▸ Stored data:
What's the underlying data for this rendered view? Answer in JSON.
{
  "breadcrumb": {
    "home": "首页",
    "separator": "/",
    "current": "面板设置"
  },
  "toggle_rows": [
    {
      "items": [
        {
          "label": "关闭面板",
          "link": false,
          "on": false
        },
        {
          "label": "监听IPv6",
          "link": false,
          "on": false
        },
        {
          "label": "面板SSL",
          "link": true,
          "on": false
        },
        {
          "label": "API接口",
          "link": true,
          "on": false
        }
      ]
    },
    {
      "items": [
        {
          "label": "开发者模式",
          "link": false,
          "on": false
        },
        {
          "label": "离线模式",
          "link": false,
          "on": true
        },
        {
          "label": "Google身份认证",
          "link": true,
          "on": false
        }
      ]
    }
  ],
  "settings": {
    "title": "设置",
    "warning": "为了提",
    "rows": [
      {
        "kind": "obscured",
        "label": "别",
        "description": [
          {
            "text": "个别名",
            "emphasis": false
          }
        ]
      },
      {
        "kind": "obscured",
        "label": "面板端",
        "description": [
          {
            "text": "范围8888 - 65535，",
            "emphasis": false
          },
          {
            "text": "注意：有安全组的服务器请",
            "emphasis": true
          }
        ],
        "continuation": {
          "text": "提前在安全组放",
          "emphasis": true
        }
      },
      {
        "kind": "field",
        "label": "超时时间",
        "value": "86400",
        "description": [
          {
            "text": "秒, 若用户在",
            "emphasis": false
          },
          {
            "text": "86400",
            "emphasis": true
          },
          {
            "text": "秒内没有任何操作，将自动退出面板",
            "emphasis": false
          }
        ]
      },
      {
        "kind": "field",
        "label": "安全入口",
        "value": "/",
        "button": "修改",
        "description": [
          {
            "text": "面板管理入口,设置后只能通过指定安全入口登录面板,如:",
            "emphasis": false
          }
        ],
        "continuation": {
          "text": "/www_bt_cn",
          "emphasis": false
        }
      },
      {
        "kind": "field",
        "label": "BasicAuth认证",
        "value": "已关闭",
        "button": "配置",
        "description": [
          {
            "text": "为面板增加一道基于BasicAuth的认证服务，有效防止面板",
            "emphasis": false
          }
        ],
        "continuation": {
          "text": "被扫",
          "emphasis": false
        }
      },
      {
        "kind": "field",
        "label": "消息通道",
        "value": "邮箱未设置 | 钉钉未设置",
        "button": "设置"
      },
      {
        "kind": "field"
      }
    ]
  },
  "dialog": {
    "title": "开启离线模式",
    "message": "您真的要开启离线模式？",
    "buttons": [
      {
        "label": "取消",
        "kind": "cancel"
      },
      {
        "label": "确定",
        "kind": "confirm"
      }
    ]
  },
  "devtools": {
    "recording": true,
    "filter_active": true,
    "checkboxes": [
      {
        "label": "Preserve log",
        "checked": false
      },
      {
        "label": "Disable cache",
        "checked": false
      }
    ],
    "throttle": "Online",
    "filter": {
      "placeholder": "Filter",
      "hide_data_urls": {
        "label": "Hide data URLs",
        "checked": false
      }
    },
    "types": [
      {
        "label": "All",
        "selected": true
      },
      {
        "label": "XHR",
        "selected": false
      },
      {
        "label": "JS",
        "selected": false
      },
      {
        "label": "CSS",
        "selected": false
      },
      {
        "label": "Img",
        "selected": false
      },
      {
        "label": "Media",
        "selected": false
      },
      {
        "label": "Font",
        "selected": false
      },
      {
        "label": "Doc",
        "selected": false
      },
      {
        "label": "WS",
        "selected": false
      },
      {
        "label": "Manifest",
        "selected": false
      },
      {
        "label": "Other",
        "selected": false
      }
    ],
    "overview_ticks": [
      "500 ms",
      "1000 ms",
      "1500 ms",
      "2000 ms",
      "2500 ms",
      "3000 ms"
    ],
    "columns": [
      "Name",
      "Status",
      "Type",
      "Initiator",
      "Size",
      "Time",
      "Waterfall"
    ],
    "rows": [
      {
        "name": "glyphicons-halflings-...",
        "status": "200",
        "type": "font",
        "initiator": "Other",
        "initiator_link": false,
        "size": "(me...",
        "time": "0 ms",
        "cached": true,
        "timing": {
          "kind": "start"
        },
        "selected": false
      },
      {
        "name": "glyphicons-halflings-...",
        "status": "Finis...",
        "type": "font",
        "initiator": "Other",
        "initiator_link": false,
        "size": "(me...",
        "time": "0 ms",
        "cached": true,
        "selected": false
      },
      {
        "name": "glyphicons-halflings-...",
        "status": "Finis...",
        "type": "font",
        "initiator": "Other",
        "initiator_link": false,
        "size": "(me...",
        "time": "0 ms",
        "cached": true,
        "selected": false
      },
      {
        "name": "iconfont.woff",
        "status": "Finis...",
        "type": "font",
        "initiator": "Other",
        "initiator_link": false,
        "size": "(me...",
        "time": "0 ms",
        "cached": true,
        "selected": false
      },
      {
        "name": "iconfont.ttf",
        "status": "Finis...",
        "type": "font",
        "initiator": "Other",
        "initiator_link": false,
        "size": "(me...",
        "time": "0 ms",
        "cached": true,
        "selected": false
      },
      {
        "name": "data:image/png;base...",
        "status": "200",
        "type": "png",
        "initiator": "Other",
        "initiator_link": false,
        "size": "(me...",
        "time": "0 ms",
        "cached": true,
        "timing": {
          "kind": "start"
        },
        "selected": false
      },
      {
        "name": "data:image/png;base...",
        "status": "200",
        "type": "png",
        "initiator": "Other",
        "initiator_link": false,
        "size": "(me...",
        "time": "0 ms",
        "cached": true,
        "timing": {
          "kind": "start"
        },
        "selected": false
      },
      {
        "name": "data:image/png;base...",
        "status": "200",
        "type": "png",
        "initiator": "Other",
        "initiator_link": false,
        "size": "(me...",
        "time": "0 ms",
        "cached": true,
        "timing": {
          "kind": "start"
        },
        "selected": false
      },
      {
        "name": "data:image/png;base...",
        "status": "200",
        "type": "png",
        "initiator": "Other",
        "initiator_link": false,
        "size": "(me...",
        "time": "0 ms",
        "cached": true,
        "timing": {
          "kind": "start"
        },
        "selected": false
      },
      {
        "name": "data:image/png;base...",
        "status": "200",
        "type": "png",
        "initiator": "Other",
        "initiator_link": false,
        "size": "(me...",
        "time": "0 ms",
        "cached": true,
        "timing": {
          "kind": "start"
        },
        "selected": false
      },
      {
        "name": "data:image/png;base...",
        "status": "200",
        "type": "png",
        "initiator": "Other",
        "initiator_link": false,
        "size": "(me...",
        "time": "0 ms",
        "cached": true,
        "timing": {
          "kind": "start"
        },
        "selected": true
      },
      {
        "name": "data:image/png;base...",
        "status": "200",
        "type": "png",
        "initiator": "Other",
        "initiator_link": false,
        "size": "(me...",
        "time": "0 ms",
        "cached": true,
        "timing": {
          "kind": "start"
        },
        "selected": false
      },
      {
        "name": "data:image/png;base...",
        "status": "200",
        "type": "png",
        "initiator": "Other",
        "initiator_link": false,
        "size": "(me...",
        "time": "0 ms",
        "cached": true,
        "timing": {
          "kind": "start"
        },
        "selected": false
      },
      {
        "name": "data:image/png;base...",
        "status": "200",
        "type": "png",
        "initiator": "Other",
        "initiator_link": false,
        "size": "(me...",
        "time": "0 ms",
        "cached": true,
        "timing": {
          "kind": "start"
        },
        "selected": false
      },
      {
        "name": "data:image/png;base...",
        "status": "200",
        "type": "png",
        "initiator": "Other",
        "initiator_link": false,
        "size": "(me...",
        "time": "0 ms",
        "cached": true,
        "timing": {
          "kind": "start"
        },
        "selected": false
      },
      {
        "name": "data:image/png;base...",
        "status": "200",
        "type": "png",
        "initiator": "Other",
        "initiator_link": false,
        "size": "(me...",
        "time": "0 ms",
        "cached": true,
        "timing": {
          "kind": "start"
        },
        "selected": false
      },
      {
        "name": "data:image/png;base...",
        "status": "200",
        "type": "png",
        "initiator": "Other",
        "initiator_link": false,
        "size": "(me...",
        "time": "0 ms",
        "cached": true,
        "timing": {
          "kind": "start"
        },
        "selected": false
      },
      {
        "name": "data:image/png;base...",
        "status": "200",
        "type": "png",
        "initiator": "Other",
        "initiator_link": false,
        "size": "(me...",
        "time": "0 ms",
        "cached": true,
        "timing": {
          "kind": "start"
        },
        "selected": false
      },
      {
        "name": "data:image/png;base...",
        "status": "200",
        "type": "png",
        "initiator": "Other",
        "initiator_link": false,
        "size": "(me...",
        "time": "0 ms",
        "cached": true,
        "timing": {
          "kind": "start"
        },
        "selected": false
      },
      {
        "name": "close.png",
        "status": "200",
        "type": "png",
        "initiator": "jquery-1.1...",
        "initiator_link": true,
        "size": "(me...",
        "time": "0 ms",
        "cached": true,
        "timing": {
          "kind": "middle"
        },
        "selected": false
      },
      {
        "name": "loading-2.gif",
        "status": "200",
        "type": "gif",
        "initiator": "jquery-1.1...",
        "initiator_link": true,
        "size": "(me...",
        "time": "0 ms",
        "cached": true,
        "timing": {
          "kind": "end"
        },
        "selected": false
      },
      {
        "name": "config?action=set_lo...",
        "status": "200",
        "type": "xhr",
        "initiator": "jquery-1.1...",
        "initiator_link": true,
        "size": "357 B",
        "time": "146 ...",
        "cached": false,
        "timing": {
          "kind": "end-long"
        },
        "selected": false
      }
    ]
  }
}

▸ SET EXERCISE:
The answer is a single number, the count of lines in the records that contain the string "iconfont".

▸ WORKED SOLUTION:
2